## Source material
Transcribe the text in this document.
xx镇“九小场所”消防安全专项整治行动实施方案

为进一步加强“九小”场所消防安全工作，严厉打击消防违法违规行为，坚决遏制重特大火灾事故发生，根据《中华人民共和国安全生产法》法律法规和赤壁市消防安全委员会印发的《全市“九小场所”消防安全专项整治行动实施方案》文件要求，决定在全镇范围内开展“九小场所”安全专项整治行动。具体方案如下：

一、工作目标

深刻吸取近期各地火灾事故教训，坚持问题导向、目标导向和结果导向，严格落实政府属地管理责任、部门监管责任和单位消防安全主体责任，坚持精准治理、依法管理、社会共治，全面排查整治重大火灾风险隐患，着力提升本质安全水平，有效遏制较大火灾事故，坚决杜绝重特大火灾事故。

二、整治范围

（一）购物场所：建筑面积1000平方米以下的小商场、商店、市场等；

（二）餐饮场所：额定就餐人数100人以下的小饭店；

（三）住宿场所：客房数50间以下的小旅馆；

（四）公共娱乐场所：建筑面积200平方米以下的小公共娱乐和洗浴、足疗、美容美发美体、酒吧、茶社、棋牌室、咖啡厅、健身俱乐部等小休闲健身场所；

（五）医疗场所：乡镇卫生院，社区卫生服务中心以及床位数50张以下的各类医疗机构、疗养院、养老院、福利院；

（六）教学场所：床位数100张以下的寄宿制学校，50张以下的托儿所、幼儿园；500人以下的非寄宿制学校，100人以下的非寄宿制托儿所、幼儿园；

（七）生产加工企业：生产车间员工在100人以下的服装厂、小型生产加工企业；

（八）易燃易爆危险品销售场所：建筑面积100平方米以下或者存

--

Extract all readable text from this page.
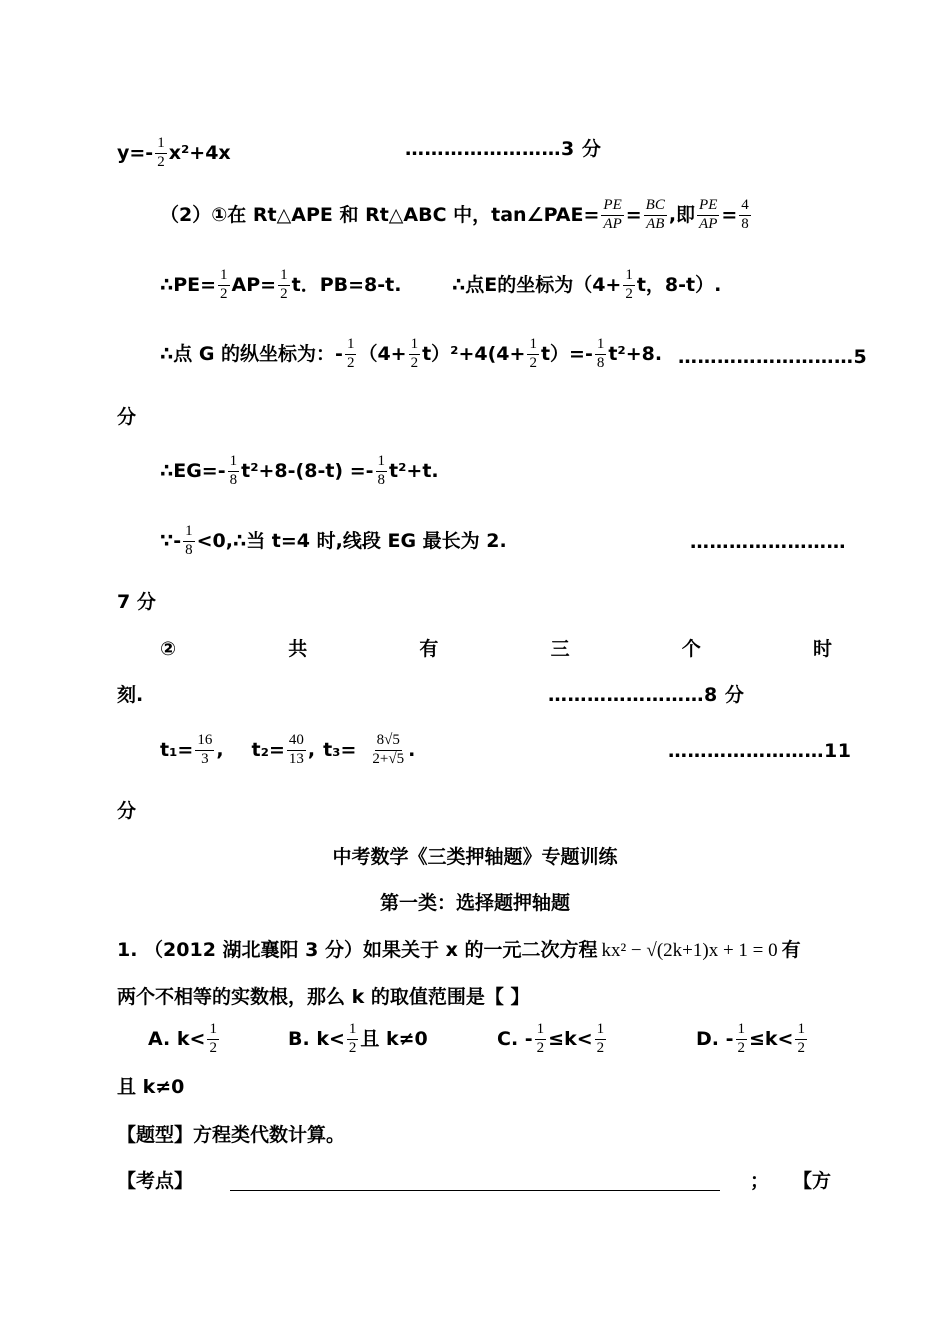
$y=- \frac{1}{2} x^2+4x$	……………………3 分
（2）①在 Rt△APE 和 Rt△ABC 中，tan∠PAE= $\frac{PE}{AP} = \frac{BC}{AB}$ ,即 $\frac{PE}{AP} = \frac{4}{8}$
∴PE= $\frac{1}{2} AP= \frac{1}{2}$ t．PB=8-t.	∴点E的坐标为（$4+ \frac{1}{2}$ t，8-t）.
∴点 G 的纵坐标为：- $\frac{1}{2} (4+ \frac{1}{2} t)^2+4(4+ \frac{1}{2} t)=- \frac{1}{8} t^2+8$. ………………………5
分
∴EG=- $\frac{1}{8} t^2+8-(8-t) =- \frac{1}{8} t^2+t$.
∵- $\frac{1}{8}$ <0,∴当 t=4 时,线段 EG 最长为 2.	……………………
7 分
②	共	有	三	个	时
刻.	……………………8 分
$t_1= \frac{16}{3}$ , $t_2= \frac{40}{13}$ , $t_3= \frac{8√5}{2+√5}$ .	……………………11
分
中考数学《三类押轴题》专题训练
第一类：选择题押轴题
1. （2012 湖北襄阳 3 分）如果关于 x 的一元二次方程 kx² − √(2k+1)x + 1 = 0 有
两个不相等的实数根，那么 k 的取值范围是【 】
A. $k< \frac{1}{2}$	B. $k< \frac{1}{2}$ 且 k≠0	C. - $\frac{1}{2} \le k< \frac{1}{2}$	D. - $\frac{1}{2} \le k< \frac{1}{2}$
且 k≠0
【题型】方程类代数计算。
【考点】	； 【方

* * *

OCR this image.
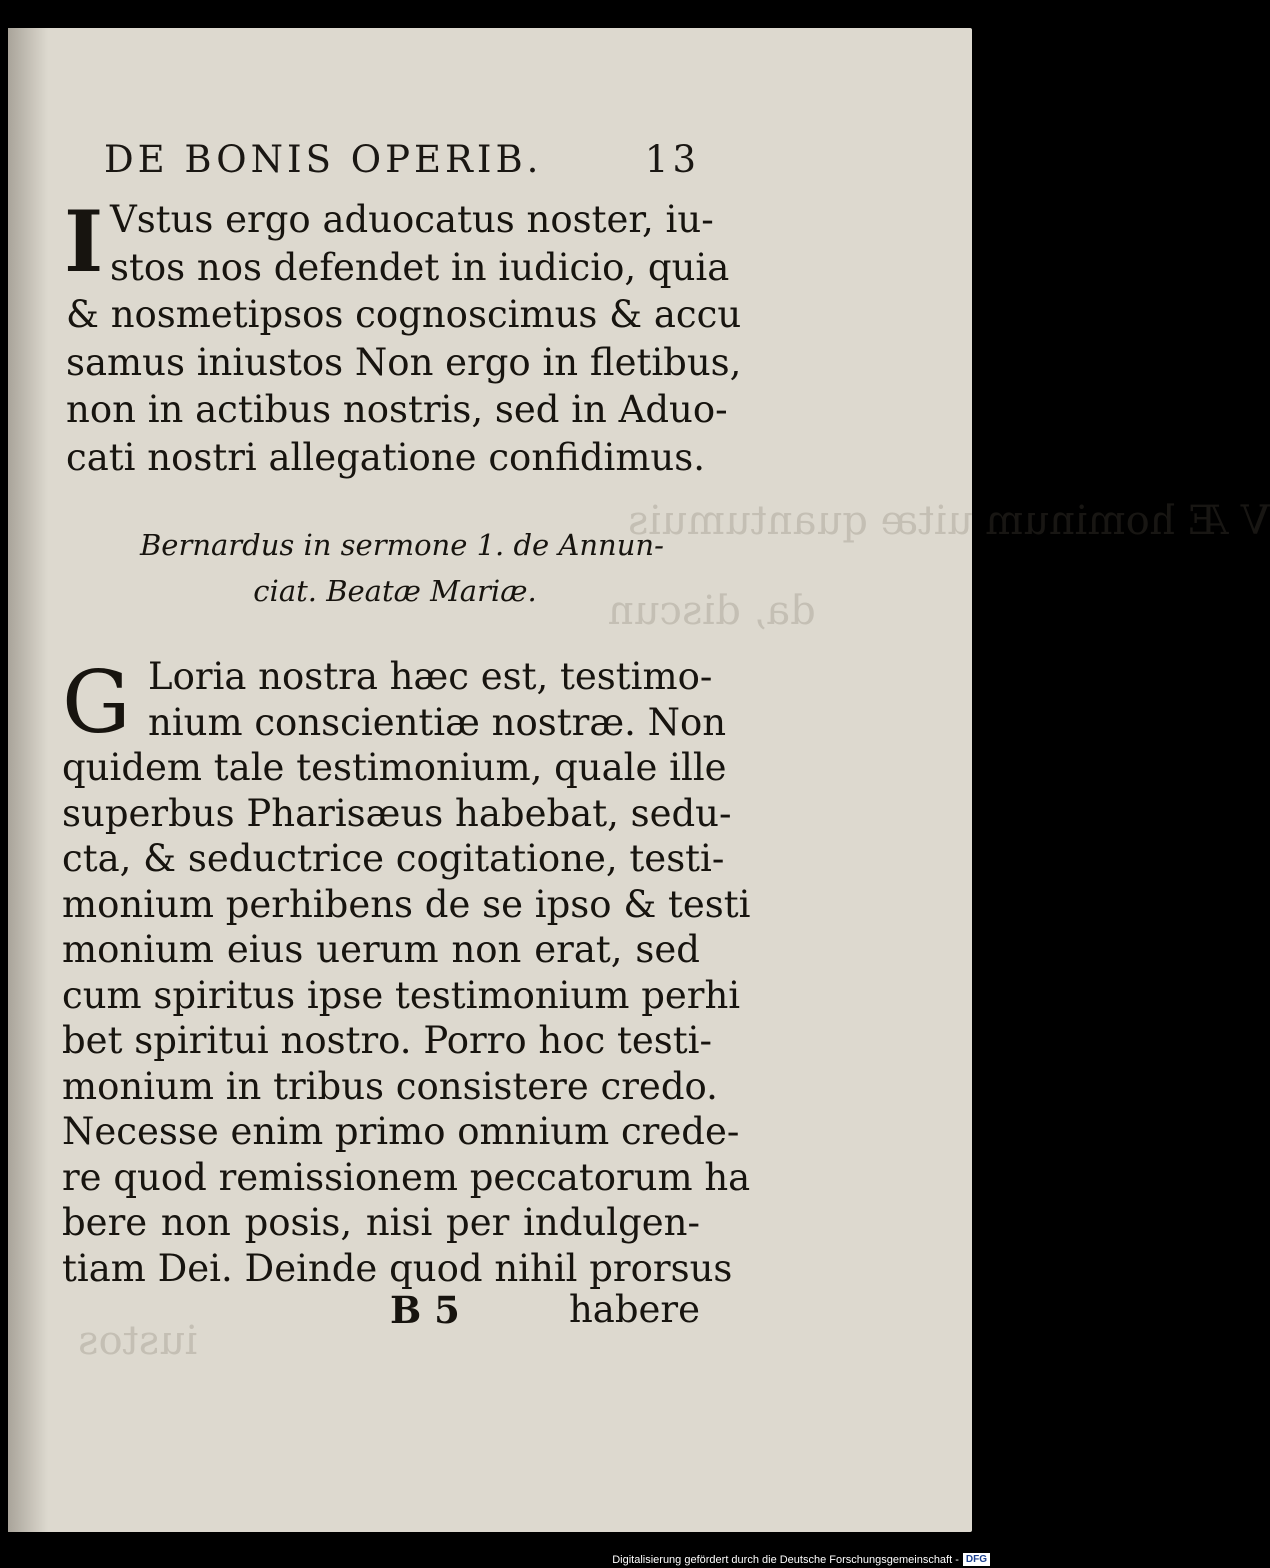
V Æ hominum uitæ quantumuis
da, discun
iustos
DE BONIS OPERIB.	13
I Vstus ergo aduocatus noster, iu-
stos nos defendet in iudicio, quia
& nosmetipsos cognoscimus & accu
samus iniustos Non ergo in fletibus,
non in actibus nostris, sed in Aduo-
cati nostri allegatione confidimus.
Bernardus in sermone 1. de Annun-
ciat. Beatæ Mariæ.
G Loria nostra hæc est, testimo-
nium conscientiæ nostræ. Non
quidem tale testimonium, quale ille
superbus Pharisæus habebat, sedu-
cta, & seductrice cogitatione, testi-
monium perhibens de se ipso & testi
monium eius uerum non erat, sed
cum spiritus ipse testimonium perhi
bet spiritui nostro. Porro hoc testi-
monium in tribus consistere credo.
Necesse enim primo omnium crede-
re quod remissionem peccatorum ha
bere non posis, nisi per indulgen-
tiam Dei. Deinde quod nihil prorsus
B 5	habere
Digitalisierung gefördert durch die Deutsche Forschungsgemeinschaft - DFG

## Written task
Check the records above line by line and tally those holding the string "testimonium". Answer with the number only.

## Written answer
2